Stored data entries
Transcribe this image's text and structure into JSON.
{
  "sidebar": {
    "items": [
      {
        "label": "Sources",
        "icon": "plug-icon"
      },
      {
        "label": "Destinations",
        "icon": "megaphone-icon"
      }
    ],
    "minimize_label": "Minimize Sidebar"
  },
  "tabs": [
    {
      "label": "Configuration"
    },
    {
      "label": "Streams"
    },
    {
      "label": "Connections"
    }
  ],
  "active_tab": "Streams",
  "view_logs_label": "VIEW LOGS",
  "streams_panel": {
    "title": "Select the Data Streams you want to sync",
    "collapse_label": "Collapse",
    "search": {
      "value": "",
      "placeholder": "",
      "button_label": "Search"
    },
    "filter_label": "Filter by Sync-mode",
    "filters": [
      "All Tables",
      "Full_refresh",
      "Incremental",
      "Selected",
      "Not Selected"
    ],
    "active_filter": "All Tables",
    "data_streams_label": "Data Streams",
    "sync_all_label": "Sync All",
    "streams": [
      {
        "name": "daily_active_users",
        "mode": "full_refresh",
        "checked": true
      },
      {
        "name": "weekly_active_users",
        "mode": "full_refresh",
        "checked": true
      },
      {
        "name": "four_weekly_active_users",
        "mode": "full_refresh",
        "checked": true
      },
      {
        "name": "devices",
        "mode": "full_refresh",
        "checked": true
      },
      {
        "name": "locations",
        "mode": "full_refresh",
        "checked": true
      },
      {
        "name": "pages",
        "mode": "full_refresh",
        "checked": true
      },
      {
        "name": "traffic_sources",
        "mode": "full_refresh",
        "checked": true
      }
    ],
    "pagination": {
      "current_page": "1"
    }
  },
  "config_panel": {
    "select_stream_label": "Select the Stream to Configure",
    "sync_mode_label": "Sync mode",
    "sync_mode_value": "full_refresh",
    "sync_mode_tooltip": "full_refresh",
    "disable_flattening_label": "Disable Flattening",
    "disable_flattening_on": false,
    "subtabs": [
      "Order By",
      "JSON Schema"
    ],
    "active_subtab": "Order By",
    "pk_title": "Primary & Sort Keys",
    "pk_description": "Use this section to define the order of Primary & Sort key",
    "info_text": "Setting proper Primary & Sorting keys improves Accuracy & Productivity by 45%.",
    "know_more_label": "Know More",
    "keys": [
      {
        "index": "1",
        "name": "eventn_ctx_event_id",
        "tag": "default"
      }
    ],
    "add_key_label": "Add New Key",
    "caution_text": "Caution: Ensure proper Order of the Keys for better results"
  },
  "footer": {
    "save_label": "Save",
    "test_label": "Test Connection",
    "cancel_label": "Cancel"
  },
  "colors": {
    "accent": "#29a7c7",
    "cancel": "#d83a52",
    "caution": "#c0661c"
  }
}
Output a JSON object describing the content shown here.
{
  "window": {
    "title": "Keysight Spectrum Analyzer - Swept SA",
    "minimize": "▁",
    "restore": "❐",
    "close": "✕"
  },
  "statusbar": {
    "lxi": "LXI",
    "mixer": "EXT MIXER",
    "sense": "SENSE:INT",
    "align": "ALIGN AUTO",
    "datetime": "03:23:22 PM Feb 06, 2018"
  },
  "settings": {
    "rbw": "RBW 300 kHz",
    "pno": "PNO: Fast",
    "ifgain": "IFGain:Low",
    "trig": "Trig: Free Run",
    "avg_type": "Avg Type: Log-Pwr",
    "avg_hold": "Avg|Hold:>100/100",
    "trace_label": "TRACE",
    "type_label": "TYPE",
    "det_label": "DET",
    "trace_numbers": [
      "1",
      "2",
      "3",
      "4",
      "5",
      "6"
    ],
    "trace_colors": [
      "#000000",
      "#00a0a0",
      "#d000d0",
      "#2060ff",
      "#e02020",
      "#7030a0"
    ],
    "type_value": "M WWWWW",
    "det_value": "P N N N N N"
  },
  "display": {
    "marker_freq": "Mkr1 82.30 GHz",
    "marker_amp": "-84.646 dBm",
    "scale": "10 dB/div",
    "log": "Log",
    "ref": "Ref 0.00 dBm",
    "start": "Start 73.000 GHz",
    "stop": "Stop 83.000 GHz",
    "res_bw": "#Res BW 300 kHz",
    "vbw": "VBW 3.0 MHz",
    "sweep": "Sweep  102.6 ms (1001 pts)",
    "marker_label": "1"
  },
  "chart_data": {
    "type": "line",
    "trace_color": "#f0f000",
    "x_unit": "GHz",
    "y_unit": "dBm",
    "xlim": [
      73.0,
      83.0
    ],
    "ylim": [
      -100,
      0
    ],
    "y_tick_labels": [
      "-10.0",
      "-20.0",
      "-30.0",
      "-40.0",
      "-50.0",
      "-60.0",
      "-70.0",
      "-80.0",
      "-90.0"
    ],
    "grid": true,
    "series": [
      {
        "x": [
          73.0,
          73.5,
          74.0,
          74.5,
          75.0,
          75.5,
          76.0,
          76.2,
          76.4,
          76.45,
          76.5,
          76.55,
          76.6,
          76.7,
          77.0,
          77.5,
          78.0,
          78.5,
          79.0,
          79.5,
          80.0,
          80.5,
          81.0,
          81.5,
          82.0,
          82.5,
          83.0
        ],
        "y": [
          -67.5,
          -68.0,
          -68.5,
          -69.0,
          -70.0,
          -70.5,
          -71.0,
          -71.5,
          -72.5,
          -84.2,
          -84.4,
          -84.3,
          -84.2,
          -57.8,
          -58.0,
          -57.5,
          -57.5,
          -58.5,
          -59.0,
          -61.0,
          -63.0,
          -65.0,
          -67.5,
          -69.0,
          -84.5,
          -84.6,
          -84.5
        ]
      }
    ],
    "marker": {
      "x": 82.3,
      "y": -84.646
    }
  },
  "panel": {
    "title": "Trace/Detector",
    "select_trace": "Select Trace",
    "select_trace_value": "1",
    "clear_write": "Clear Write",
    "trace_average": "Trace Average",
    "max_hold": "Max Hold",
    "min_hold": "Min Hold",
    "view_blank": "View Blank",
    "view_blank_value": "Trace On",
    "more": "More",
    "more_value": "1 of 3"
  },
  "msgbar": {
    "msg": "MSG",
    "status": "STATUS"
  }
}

▸ WHAT NEEDS TO BE DONE:
Please output every record, keeping each line exact.

▸ COMPLETE ANSWER:
Transcribe this image's text and structure into JSON.
{
  "sidebar": {
    "items": [
      {
        "label": "Sources",
        "icon": "plug-icon"
      },
      {
        "label": "Destinations",
        "icon": "megaphone-icon"
      }
    ],
    "minimize_label": "Minimize Sidebar"
  },
  "tabs": [
    {
      "label": "Configuration"
    },
    {
      "label": "Streams"
    },
    {
      "label": "Connections"
    }
  ],
  "active_tab": "Streams",
  "view_logs_label": "VIEW LOGS",
  "streams_panel": {
    "title": "Select the Data Streams you want to sync",
    "collapse_label": "Collapse",
    "search": {
      "value": "",
      "placeholder": "",
      "button_label": "Search"
    },
    "filter_label": "Filter by Sync-mode",
    "filters": [
      "All Tables",
      "Full_refresh",
      "Incremental",
      "Selected",
      "Not Selected"
    ],
    "active_filter": "All Tables",
    "data_streams_label": "Data Streams",
    "sync_all_label": "Sync All",
    "streams": [
      {
        "name": "daily_active_users",
        "mode": "full_refresh",
        "checked": true
      },
      {
        "name": "weekly_active_users",
        "mode": "full_refresh",
        "checked": true
      },
      {
        "name": "four_weekly_active_users",
        "mode": "full_refresh",
        "checked": true
      },
      {
        "name": "devices",
        "mode": "full_refresh",
        "checked": true
      },
      {
        "name": "locations",
        "mode": "full_refresh",
        "checked": true
      },
      {
        "name": "pages",
        "mode": "full_refresh",
        "checked": true
      },
      {
        "name": "traffic_sources",
        "mode": "full_refresh",
        "checked": true
      }
    ],
    "pagination": {
      "current_page": "1"
    }
  },
  "config_panel": {
    "select_stream_label": "Select the Stream to Configure",
    "sync_mode_label": "Sync mode",
    "sync_mode_value": "full_refresh",
    "sync_mode_tooltip": "full_refresh",
    "disable_flattening_label": "Disable Flattening",
    "disable_flattening_on": false,
    "subtabs": [
      "Order By",
      "JSON Schema"
    ],
    "active_subtab": "Order By",
    "pk_title": "Primary & Sort Keys",
    "pk_description": "Use this section to define the order of Primary & Sort key",
    "info_text": "Setting proper Primary & Sorting keys improves Accuracy & Productivity by 45%.",
    "know_more_label": "Know More",
    "keys": [
      {
        "index": "1",
        "name": "eventn_ctx_event_id",
        "tag": "default"
      }
    ],
    "add_key_label": "Add New Key",
    "caution_text": "Caution: Ensure proper Order of the Keys for better results"
  },
  "footer": {
    "save_label": "Save",
    "test_label": "Test Connection",
    "cancel_label": "Cancel"
  },
  "colors": {
    "accent": "#29a7c7",
    "cancel": "#d83a52",
    "caution": "#c0661c"
  }
}
Output a JSON object describing the content shown here.
{
  "window": {
    "title": "Keysight Spectrum Analyzer - Swept SA",
    "minimize": "▁",
    "restore": "❐",
    "close": "✕"
  },
  "statusbar": {
    "lxi": "LXI",
    "mixer": "EXT MIXER",
    "sense": "SENSE:INT",
    "align": "ALIGN AUTO",
    "datetime": "03:23:22 PM Feb 06, 2018"
  },
  "settings": {
    "rbw": "RBW 300 kHz",
    "pno": "PNO: Fast",
    "ifgain": "IFGain:Low",
    "trig": "Trig: Free Run",
    "avg_type": "Avg Type: Log-Pwr",
    "avg_hold": "Avg|Hold:>100/100",
    "trace_label": "TRACE",
    "type_label": "TYPE",
    "det_label": "DET",
    "trace_numbers": [
      "1",
      "2",
      "3",
      "4",
      "5",
      "6"
    ],
    "trace_colors": [
      "#000000",
      "#00a0a0",
      "#d000d0",
      "#2060ff",
      "#e02020",
      "#7030a0"
    ],
    "type_value": "M WWWWW",
    "det_value": "P N N N N N"
  },
  "display": {
    "marker_freq": "Mkr1 82.30 GHz",
    "marker_amp": "-84.646 dBm",
    "scale": "10 dB/div",
    "log": "Log",
    "ref": "Ref 0.00 dBm",
    "start": "Start 73.000 GHz",
    "stop": "Stop 83.000 GHz",
    "res_bw": "#Res BW 300 kHz",
    "vbw": "VBW 3.0 MHz",
    "sweep": "Sweep  102.6 ms (1001 pts)",
    "marker_label": "1"
  },
  "chart_data": {
    "type": "line",
    "trace_color": "#f0f000",
    "x_unit": "GHz",
    "y_unit": "dBm",
    "xlim": [
      73.0,
      83.0
    ],
    "ylim": [
      -100,
      0
    ],
    "y_tick_labels": [
      "-10.0",
      "-20.0",
      "-30.0",
      "-40.0",
      "-50.0",
      "-60.0",
      "-70.0",
      "-80.0",
      "-90.0"
    ],
    "grid": true,
    "series": [
      {
        "x": [
          73.0,
          73.5,
          74.0,
          74.5,
          75.0,
          75.5,
          76.0,
          76.2,
          76.4,
          76.45,
          76.5,
          76.55,
          76.6,
          76.7,
          77.0,
          77.5,
          78.0,
          78.5,
          79.0,
          79.5,
          80.0,
          80.5,
          81.0,
          81.5,
          82.0,
          82.5,
          83.0
        ],
        "y": [
          -67.5,
          -68.0,
          -68.5,
          -69.0,
          -70.0,
          -70.5,
          -71.0,
          -71.5,
          -72.5,
          -84.2,
          -84.4,
          -84.3,
          -84.2,
          -57.8,
          -58.0,
          -57.5,
          -57.5,
          -58.5,
          -59.0,
          -61.0,
          -63.0,
          -65.0,
          -67.5,
          -69.0,
          -84.5,
          -84.6,
          -84.5
        ]
      }
    ],
    "marker": {
      "x": 82.3,
      "y": -84.646
    }
  },
  "panel": {
    "title": "Trace/Detector",
    "select_trace": "Select Trace",
    "select_trace_value": "1",
    "clear_write": "Clear Write",
    "trace_average": "Trace Average",
    "max_hold": "Max Hold",
    "min_hold": "Min Hold",
    "view_blank": "View Blank",
    "view_blank_value": "Trace On",
    "more": "More",
    "more_value": "1 of 3"
  },
  "msgbar": {
    "msg": "MSG",
    "status": "STATUS"
  }
}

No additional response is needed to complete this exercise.